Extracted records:

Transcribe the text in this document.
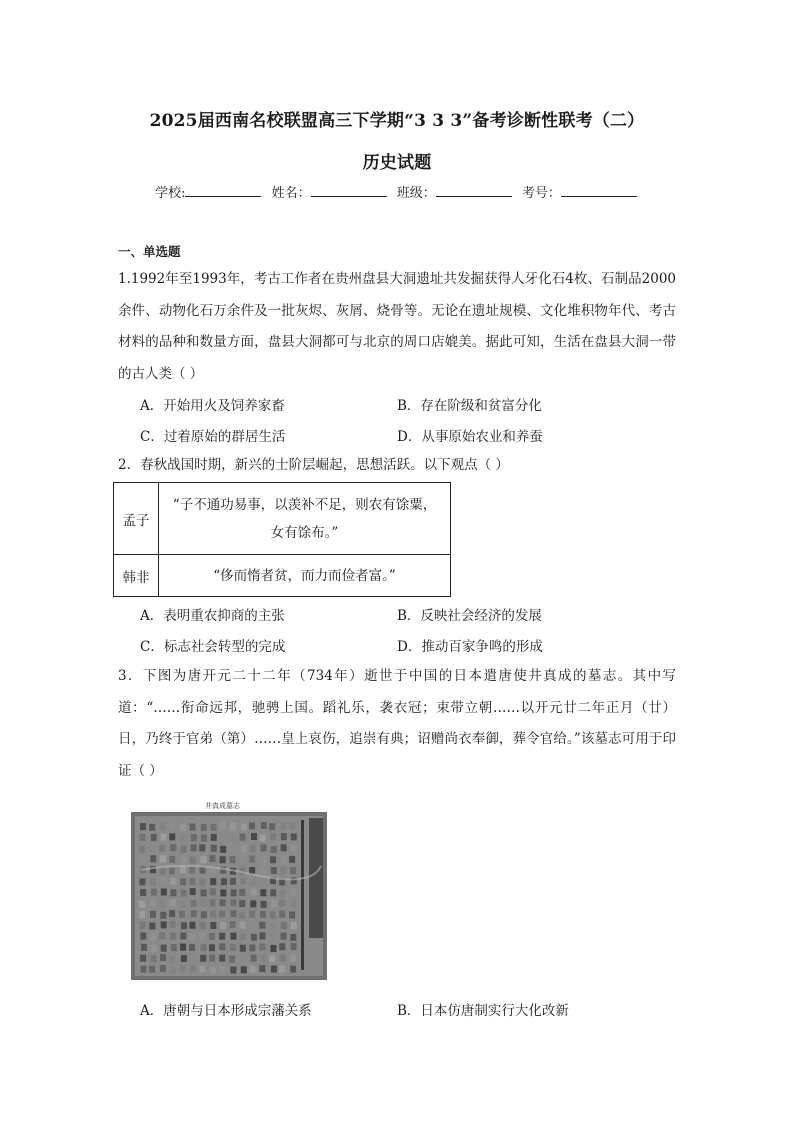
2025届西南名校联盟高三下学期“3 3 3”备考诊断性联考（二）
历史试题
学校:	姓名：	班级：	考号：
一、单选题
1.1992年至1993年，考古工作者在贵州盘县大洞遗址共发掘获得人牙化石4枚、石制品2000余件、动物化石万余件及一批灰烬、灰屑、烧骨等。无论在遗址规模、文化堆积物年代、考古材料的品种和数量方面，盘县大洞都可与北京的周口店媲美。据此可知，生活在盘县大洞一带的古人类（ ）
A．开始用火及饲养家畜	B．存在阶级和贫富分化
C．过着原始的群居生活	D．从事原始农业和养蚕
2．春秋战国时期，新兴的士阶层崛起，思想活跃。以下观点（ ）
孟子	“子不通功易事，以羡补不足，则农有馀粟，
女有馀布。”

韩非	“侈而惰者贫，而力而俭者富。”
A．表明重农抑商的主张	B．反映社会经济的发展
C．标志社会转型的完成	D．推动百家争鸣的形成
3．下图为唐开元二十二年（734年）逝世于中国的日本遣唐使井真成的墓志。其中写道：“……衔命远邦，驰骋上国。蹈礼乐，袭衣冠；束带立朝……以开元廿二年正月（廿）日，乃终于官弟（第）……皇上哀伤，追崇有典；诏赠尚衣奉御，葬令官给。”该墓志可用于印证（ ）
井真成墓志
A．唐朝与日本形成宗藩关系	B．日本仿唐制实行大化改新
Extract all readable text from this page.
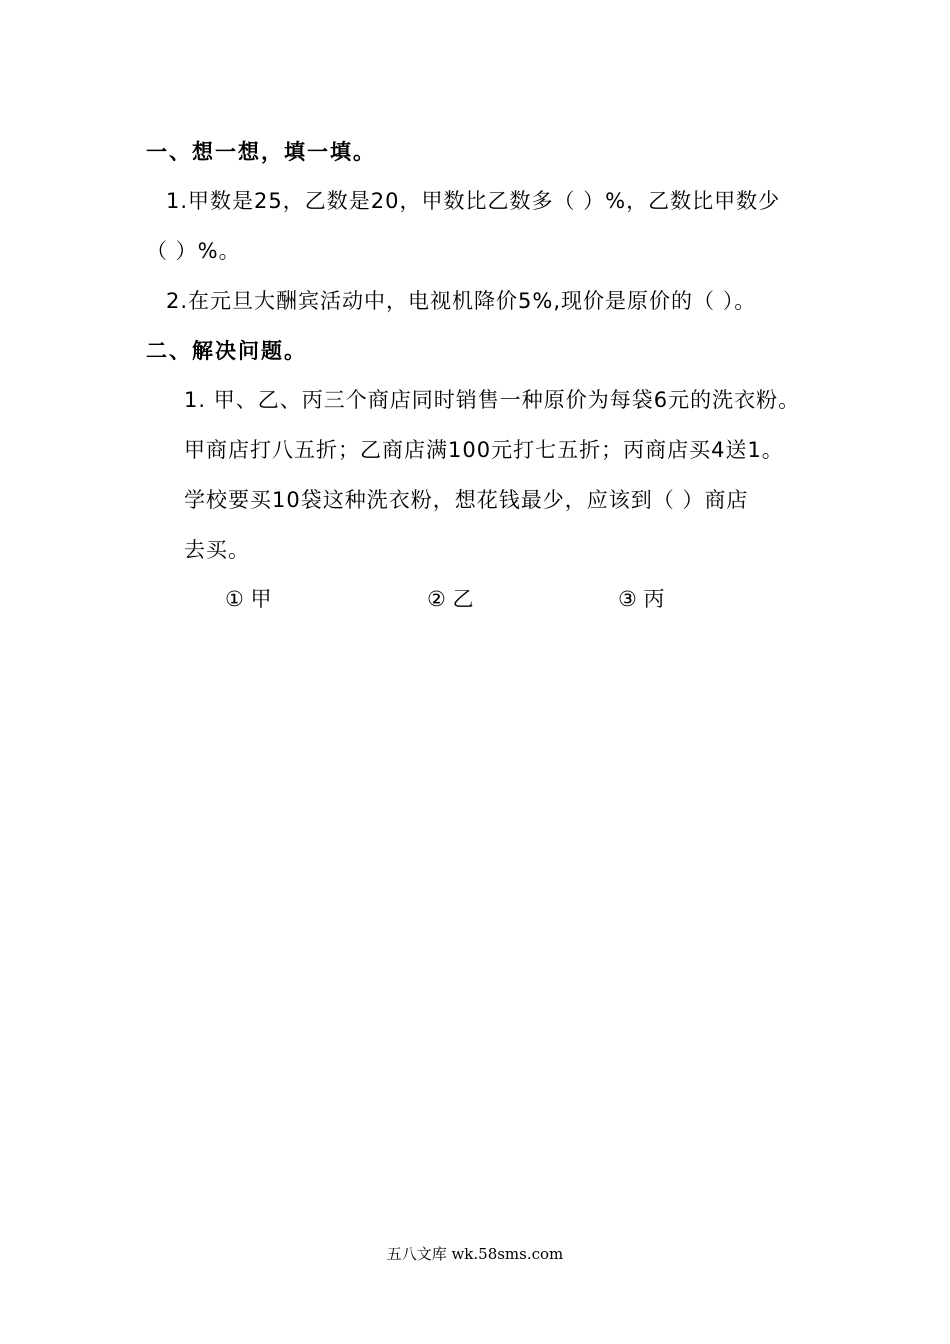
一、想一想，填一填。
1.甲数是25，乙数是20，甲数比乙数多（ ）%，乙数比甲数少
（ ）%。
2.在元旦大酬宾活动中，电视机降价5%,现价是原价的（ ）。
二、解决问题。
1. 甲、乙、丙三个商店同时销售一种原价为每袋6元的洗衣粉。
甲商店打八五折；乙商店满100元打七五折；丙商店买4送1。
学校要买10袋这种洗衣粉，想花钱最少，应该到（ ）商店
去买。
① 甲	② 乙	③ 丙
五八文库 wk.58sms.com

» **WHAT IS EXPECTED**:
Extract, exactly as written, the span of lines from the one holding "Extract all readable text from this page." through the last line, inclusive. Skip any picture.

» **COMPLETED TASK**:
Extract all readable text from this page.
一、想一想，填一填。
1.甲数是25，乙数是20，甲数比乙数多（ ）%，乙数比甲数少
（ ）%。
2.在元旦大酬宾活动中，电视机降价5%,现价是原价的（ ）。
二、解决问题。
1. 甲、乙、丙三个商店同时销售一种原价为每袋6元的洗衣粉。
甲商店打八五折；乙商店满100元打七五折；丙商店买4送1。
学校要买10袋这种洗衣粉，想花钱最少，应该到（ ）商店
去买。
① 甲	② 乙	③ 丙
五八文库 wk.58sms.com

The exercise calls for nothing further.